PROBLEM DESCRIPTION ::
Quote every item below word for word, leaving out the pictures.

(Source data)
▬▬▬

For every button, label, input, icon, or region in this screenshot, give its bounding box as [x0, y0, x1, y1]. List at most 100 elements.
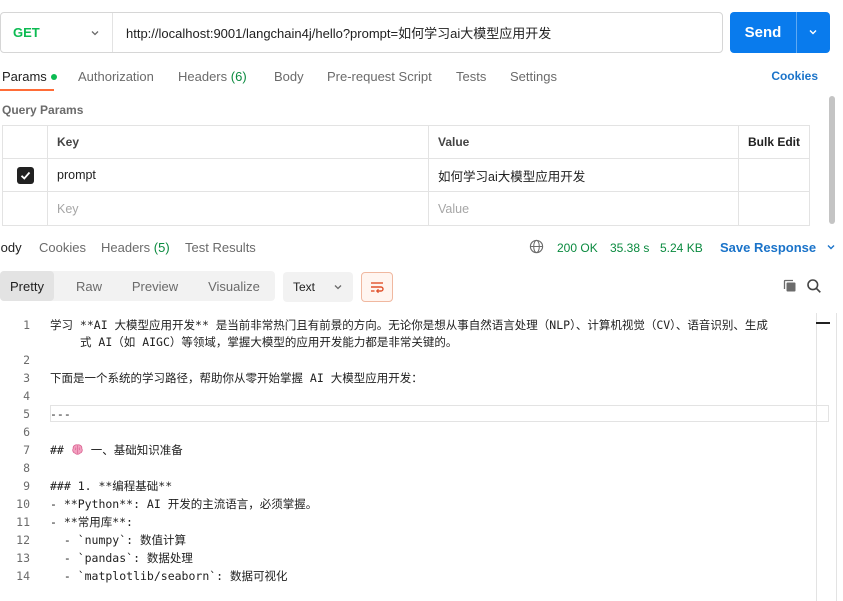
save-response-button[interactable]: Save Response — [720, 240, 836, 255]
tab-test-results[interactable]: Test Results — [185, 240, 256, 255]
code-line: 9 ### 1. **编程基础** — [0, 477, 816, 495]
chevron-down-icon — [827, 245, 835, 250]
tab-headers-count: (6) — [230, 69, 247, 84]
line-number: 10 — [16, 497, 30, 511]
params-scrollbar[interactable] — [829, 96, 835, 224]
param-key-input[interactable]: prompt — [48, 159, 429, 191]
response-time[interactable]: 35.38 s — [610, 241, 649, 255]
tab-params-label: Params — [2, 69, 47, 84]
active-tab-underline — [0, 89, 54, 91]
wrap-lines-button[interactable] — [361, 272, 393, 302]
status-code[interactable]: 200 OK — [557, 241, 598, 255]
line-number: 4 — [23, 389, 30, 403]
new-value-input[interactable]: Value — [429, 192, 739, 225]
row-check-cell — [3, 159, 48, 191]
table-row: prompt 如何学习ai大模型应用开发 — [3, 159, 809, 192]
line-number: 12 — [16, 533, 30, 547]
copy-icon[interactable] — [782, 278, 798, 294]
check-icon — [20, 171, 30, 180]
code-text: 式 AI（如 AIGC）等领域，掌握大模型的应用开发能力都是非常关键的。 — [80, 335, 458, 349]
tab-settings[interactable]: Settings — [510, 69, 557, 84]
tab-response-headers-count: (5) — [153, 240, 170, 255]
tab-body[interactable]: Body — [274, 69, 304, 84]
param-value-input[interactable]: 如何学习ai大模型应用开发 — [429, 159, 739, 191]
header-value: Value — [429, 126, 739, 158]
tab-authorization[interactable]: Authorization — [78, 69, 154, 84]
tab-prerequest-script[interactable]: Pre-request Script — [327, 69, 432, 84]
brain-emoji-icon — [72, 444, 83, 455]
line-number: 6 — [23, 425, 30, 439]
code-line: 4 — [0, 387, 816, 405]
cookies-link[interactable]: Cookies — [771, 69, 818, 83]
line-number: 2 — [23, 353, 30, 367]
line-number: 11 — [16, 515, 30, 529]
query-params-title: Query Params — [2, 103, 84, 117]
code-line: 13 - `pandas`: 数据处理 — [0, 549, 816, 567]
chevron-down-icon — [91, 30, 99, 35]
code-text: 学习 **AI 大模型应用开发** 是当前非常热门且有前景的方向。无论你是想从事… — [50, 318, 768, 332]
url-input[interactable]: http://localhost:9001/langchain4j/hello?… — [113, 23, 551, 42]
code-text: ## 一、基础知识准备 — [50, 441, 183, 459]
wrap-lines-icon — [371, 282, 384, 294]
code-text: - `pandas`: 数据处理 — [50, 551, 193, 565]
table-row: Key Value — [3, 192, 809, 225]
tab-response-body[interactable]: Body — [0, 240, 22, 255]
line-number: 13 — [16, 551, 30, 565]
tab-tests[interactable]: Tests — [456, 69, 486, 84]
code-line: 6 — [0, 423, 816, 441]
code-line: 7 ## 一、基础知识准备 — [0, 441, 816, 459]
heading-text: 一、基础知识准备 — [83, 443, 183, 457]
bulk-edit-button[interactable]: Bulk Edit — [739, 126, 809, 158]
request-bar: GET http://localhost:9001/langchain4j/he… — [0, 12, 723, 53]
search-icon[interactable] — [806, 278, 822, 294]
code-line: 10 - **Python**: AI 开发的主流语言，必须掌握。 — [0, 495, 816, 513]
send-button[interactable]: Send — [730, 12, 830, 53]
editor-scroll-marker[interactable] — [816, 322, 830, 324]
code-line: 2 — [0, 351, 816, 369]
tab-headers-label: Headers — [178, 69, 228, 84]
row-empty-cell — [739, 159, 809, 191]
current-line-highlight — [50, 405, 829, 422]
tab-headers[interactable]: Headers (6) — [178, 69, 247, 84]
view-pretty[interactable]: Pretty — [0, 271, 54, 301]
tab-response-cookies[interactable]: Cookies — [39, 240, 86, 255]
code-text: - `matplotlib/seaborn`: 数据可视化 — [50, 569, 288, 583]
row-check-cell — [3, 192, 48, 225]
format-select[interactable]: Text — [283, 272, 353, 302]
request-tabs: Params Authorization Headers (6) Body Pr… — [0, 62, 843, 92]
view-preview[interactable]: Preview — [124, 271, 186, 301]
editor-scroll-track — [816, 313, 817, 601]
param-checkbox[interactable] — [16, 166, 34, 184]
code-text: - `numpy`: 数值计算 — [50, 533, 187, 547]
code-line: 式 AI（如 AIGC）等领域，掌握大模型的应用开发能力都是非常关键的。 — [0, 333, 816, 351]
header-key: Key — [48, 126, 429, 158]
heading-marker: ## — [50, 443, 71, 457]
code-line: 1 学习 **AI 大模型应用开发** 是当前非常热门且有前景的方向。无论你是想从… — [0, 316, 816, 334]
view-visualize[interactable]: Visualize — [198, 271, 270, 301]
tab-response-headers[interactable]: Headers (5) — [101, 240, 170, 255]
code-line: 11 - **常用库**: — [0, 513, 816, 531]
response-body-editor[interactable]: 1 学习 **AI 大模型应用开发** 是当前非常热门且有前景的方向。无论你是想从… — [0, 313, 816, 601]
code-text: ### 1. **编程基础** — [50, 479, 173, 493]
header-check-cell — [3, 126, 48, 158]
format-label: Text — [293, 280, 316, 294]
new-key-input[interactable]: Key — [48, 192, 429, 225]
code-text: - **Python**: AI 开发的主流语言，必须掌握。 — [50, 497, 318, 511]
tab-params[interactable]: Params — [2, 69, 57, 84]
line-number: 14 — [16, 569, 30, 583]
response-size[interactable]: 5.24 KB — [660, 241, 703, 255]
globe-icon[interactable] — [529, 239, 544, 254]
view-raw[interactable]: Raw — [62, 271, 116, 301]
code-text: - **常用库**: — [50, 515, 133, 529]
response-tabs: Body Cookies Headers (5) Test Results 20… — [0, 236, 843, 260]
editor-scroll-edge — [836, 313, 837, 601]
chevron-down-icon — [334, 285, 342, 290]
params-table: Key Value Bulk Edit prompt 如何学习ai大模型应用开发… — [2, 125, 810, 226]
row-empty-cell — [739, 192, 809, 225]
send-options-chevron-icon[interactable] — [808, 27, 818, 37]
save-response-label: Save Response — [720, 240, 817, 255]
code-line: 12 - `numpy`: 数值计算 — [0, 531, 816, 549]
method-select[interactable]: GET — [1, 13, 113, 52]
send-divider — [796, 12, 797, 53]
code-text: 下面是一个系统的学习路径，帮助你从零开始掌握 AI 大模型应用开发： — [50, 371, 423, 385]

▬▬▬

SOLVED EXERCISE ::
For every button, label, input, icon, or region in this screenshot, give its bounding box as [x0, y0, x1, y1]. List at most 100 elements.
save-response-button[interactable]: Save Response — [720, 240, 836, 255]
tab-test-results[interactable]: Test Results — [185, 240, 256, 255]
code-line: 9 ### 1. **编程基础** — [0, 477, 816, 495]
chevron-down-icon — [827, 245, 835, 250]
tab-headers-count: (6) — [230, 69, 247, 84]
line-number: 10 — [16, 497, 30, 511]
params-scrollbar[interactable] — [829, 96, 835, 224]
param-key-input[interactable]: prompt — [48, 159, 429, 191]
response-time[interactable]: 35.38 s — [610, 241, 649, 255]
tab-params-label: Params — [2, 69, 47, 84]
active-tab-underline — [0, 89, 54, 91]
wrap-lines-button[interactable] — [361, 272, 393, 302]
status-code[interactable]: 200 OK — [557, 241, 598, 255]
line-number: 4 — [23, 389, 30, 403]
new-value-input[interactable]: Value — [429, 192, 739, 225]
row-check-cell — [3, 159, 48, 191]
table-row: prompt 如何学习ai大模型应用开发 — [3, 159, 809, 192]
line-number: 12 — [16, 533, 30, 547]
copy-icon[interactable] — [782, 278, 798, 294]
check-icon — [20, 171, 30, 180]
code-text: 式 AI（如 AIGC）等领域，掌握大模型的应用开发能力都是非常关键的。 — [80, 335, 458, 349]
tab-settings[interactable]: Settings — [510, 69, 557, 84]
tab-response-headers-count: (5) — [153, 240, 170, 255]
tab-body[interactable]: Body — [274, 69, 304, 84]
param-value-input[interactable]: 如何学习ai大模型应用开发 — [429, 159, 739, 191]
header-value: Value — [429, 126, 739, 158]
tab-authorization[interactable]: Authorization — [78, 69, 154, 84]
tab-prerequest-script[interactable]: Pre-request Script — [327, 69, 432, 84]
brain-emoji-icon — [72, 444, 83, 455]
line-number: 6 — [23, 425, 30, 439]
code-line: 4 — [0, 387, 816, 405]
cookies-link[interactable]: Cookies — [771, 69, 818, 83]
line-number: 2 — [23, 353, 30, 367]
line-number: 11 — [16, 515, 30, 529]
query-params-title: Query Params — [2, 103, 84, 117]
code-line: 13 - `pandas`: 数据处理 — [0, 549, 816, 567]
chevron-down-icon — [91, 30, 99, 35]
code-text: 学习 **AI 大模型应用开发** 是当前非常热门且有前景的方向。无论你是想从事… — [50, 318, 768, 332]
url-input[interactable]: http://localhost:9001/langchain4j/hello?… — [113, 23, 551, 42]
code-text: ## 一、基础知识准备 — [50, 441, 183, 459]
wrap-lines-icon — [371, 282, 384, 294]
code-text: - `pandas`: 数据处理 — [50, 551, 193, 565]
table-row: Key Value — [3, 192, 809, 225]
tab-response-body[interactable]: Body — [0, 240, 22, 255]
line-number: 13 — [16, 551, 30, 565]
tab-tests[interactable]: Tests — [456, 69, 486, 84]
code-line: 6 — [0, 423, 816, 441]
code-line: 7 ## 一、基础知识准备 — [0, 441, 816, 459]
heading-text: 一、基础知识准备 — [83, 443, 183, 457]
bulk-edit-button[interactable]: Bulk Edit — [739, 126, 809, 158]
request-bar: GET http://localhost:9001/langchain4j/he… — [0, 12, 723, 53]
search-icon[interactable] — [806, 278, 822, 294]
code-line: 10 - **Python**: AI 开发的主流语言，必须掌握。 — [0, 495, 816, 513]
send-button[interactable]: Send — [730, 12, 830, 53]
editor-scroll-marker[interactable] — [816, 322, 830, 324]
code-line: 2 — [0, 351, 816, 369]
tab-headers-label: Headers — [178, 69, 228, 84]
row-empty-cell — [739, 159, 809, 191]
current-line-highlight — [50, 405, 829, 422]
tab-headers[interactable]: Headers (6) — [178, 69, 247, 84]
view-pretty[interactable]: Pretty — [0, 271, 54, 301]
tab-response-cookies[interactable]: Cookies — [39, 240, 86, 255]
code-text: - `matplotlib/seaborn`: 数据可视化 — [50, 569, 288, 583]
row-check-cell — [3, 192, 48, 225]
format-select[interactable]: Text — [283, 272, 353, 302]
request-tabs: Params Authorization Headers (6) Body Pr… — [0, 62, 843, 92]
view-preview[interactable]: Preview — [124, 271, 186, 301]
editor-scroll-track — [816, 313, 817, 601]
param-checkbox[interactable] — [16, 166, 34, 184]
code-text: - `numpy`: 数值计算 — [50, 533, 187, 547]
code-line: 式 AI（如 AIGC）等领域，掌握大模型的应用开发能力都是非常关键的。 — [0, 333, 816, 351]
header-key: Key — [48, 126, 429, 158]
heading-marker: ## — [50, 443, 71, 457]
code-line: 1 学习 **AI 大模型应用开发** 是当前非常热门且有前景的方向。无论你是想从… — [0, 316, 816, 334]
view-visualize[interactable]: Visualize — [198, 271, 270, 301]
tab-response-headers[interactable]: Headers (5) — [101, 240, 170, 255]
code-line: 11 - **常用库**: — [0, 513, 816, 531]
response-body-editor[interactable]: 1 学习 **AI 大模型应用开发** 是当前非常热门且有前景的方向。无论你是想从… — [0, 313, 816, 601]
code-text: ### 1. **编程基础** — [50, 479, 173, 493]
header-check-cell — [3, 126, 48, 158]
format-label: Text — [293, 280, 316, 294]
new-key-input[interactable]: Key — [48, 192, 429, 225]
code-text: - **Python**: AI 开发的主流语言，必须掌握。 — [50, 497, 318, 511]
tab-params[interactable]: Params — [2, 69, 57, 84]
line-number: 14 — [16, 569, 30, 583]
response-size[interactable]: 5.24 KB — [660, 241, 703, 255]
globe-icon[interactable] — [529, 239, 544, 254]
view-raw[interactable]: Raw — [62, 271, 116, 301]
code-text: - **常用库**: — [50, 515, 133, 529]
response-tabs: Body Cookies Headers (5) Test Results 20… — [0, 236, 843, 260]
editor-scroll-edge — [836, 313, 837, 601]
chevron-down-icon — [334, 285, 342, 290]
params-table: Key Value Bulk Edit prompt 如何学习ai大模型应用开发… — [2, 125, 810, 226]
row-empty-cell — [739, 192, 809, 225]
send-options-chevron-icon[interactable] — [808, 27, 818, 37]
save-response-label: Save Response — [720, 240, 817, 255]
code-line: 12 - `numpy`: 数值计算 — [0, 531, 816, 549]
method-select[interactable]: GET — [1, 13, 113, 52]
send-divider — [796, 12, 797, 53]
code-text: 下面是一个系统的学习路径，帮助你从零开始掌握 AI 大模型应用开发： — [50, 371, 423, 385]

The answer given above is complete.